== Exercise input ==
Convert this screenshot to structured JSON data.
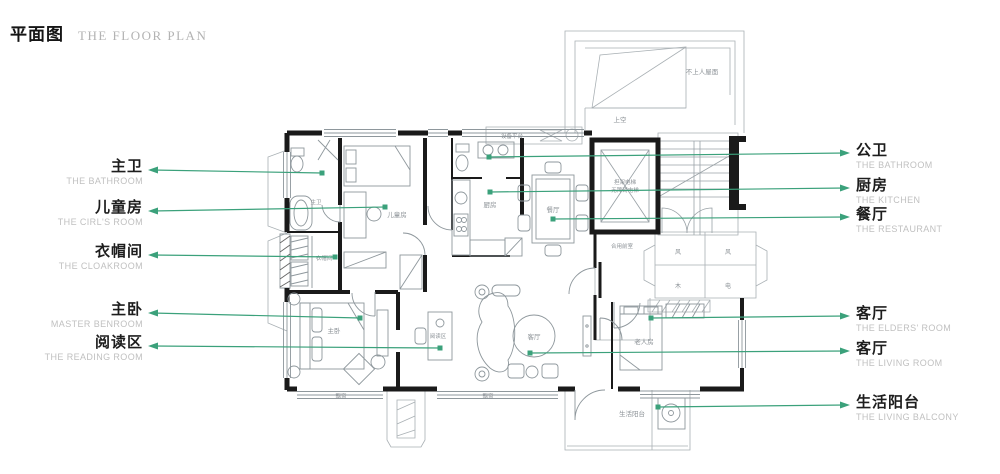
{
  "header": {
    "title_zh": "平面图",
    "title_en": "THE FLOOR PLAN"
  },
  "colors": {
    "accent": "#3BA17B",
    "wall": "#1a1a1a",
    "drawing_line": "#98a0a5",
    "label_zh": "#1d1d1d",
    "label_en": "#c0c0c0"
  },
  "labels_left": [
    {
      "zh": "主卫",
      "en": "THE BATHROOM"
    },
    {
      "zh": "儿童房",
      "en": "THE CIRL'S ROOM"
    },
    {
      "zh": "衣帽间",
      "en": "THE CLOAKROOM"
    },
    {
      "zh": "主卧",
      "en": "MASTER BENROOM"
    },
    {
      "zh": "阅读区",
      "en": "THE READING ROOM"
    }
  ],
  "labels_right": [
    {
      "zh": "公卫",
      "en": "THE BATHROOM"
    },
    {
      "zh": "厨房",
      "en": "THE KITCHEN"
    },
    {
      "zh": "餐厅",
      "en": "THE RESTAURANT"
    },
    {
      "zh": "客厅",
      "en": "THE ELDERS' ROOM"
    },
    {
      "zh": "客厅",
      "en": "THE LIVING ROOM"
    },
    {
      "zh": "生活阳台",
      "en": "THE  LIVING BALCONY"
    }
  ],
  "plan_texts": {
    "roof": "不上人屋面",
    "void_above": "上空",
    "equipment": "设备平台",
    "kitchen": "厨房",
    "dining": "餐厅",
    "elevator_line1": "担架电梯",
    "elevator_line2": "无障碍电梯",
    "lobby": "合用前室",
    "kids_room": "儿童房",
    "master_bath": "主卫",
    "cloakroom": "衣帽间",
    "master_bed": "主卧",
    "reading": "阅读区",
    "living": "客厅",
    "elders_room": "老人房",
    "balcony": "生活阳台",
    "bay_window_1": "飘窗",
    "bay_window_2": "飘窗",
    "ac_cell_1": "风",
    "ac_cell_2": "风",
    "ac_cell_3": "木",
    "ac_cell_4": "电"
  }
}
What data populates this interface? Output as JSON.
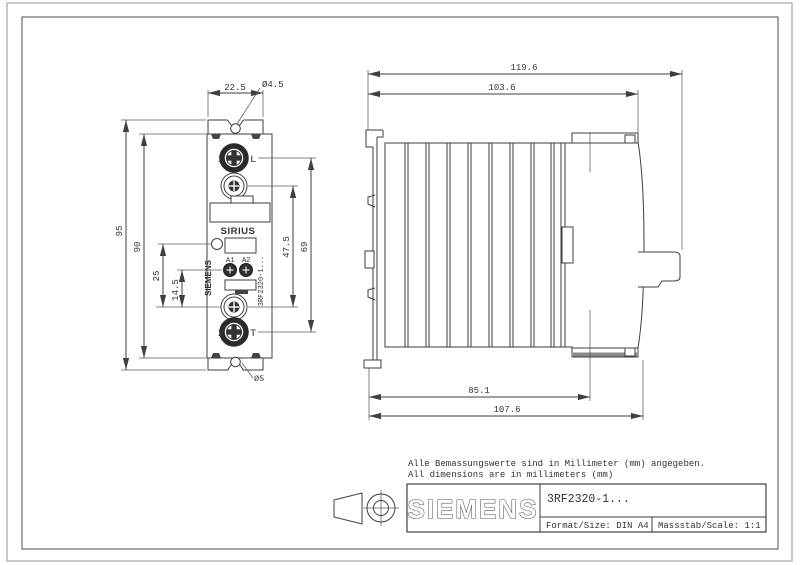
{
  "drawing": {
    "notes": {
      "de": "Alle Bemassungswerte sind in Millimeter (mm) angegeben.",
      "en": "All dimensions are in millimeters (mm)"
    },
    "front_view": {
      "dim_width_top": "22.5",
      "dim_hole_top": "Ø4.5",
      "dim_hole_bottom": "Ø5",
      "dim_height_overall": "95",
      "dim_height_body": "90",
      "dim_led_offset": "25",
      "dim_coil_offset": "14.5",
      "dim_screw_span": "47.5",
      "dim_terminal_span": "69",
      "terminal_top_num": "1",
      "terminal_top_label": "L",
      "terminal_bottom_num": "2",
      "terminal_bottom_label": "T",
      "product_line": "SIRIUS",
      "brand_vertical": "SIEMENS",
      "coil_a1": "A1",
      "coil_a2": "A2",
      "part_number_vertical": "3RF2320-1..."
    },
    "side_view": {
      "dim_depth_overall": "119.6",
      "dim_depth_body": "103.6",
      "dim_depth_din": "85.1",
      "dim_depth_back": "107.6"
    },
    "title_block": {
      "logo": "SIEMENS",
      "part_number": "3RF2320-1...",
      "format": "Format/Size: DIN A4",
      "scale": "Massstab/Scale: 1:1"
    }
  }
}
===
● What you should do
Go through the data and gather every line that holds "this".

● Final answer
Convert this screenshot to structured JSON data.
What data populates this interface? Output as JSON.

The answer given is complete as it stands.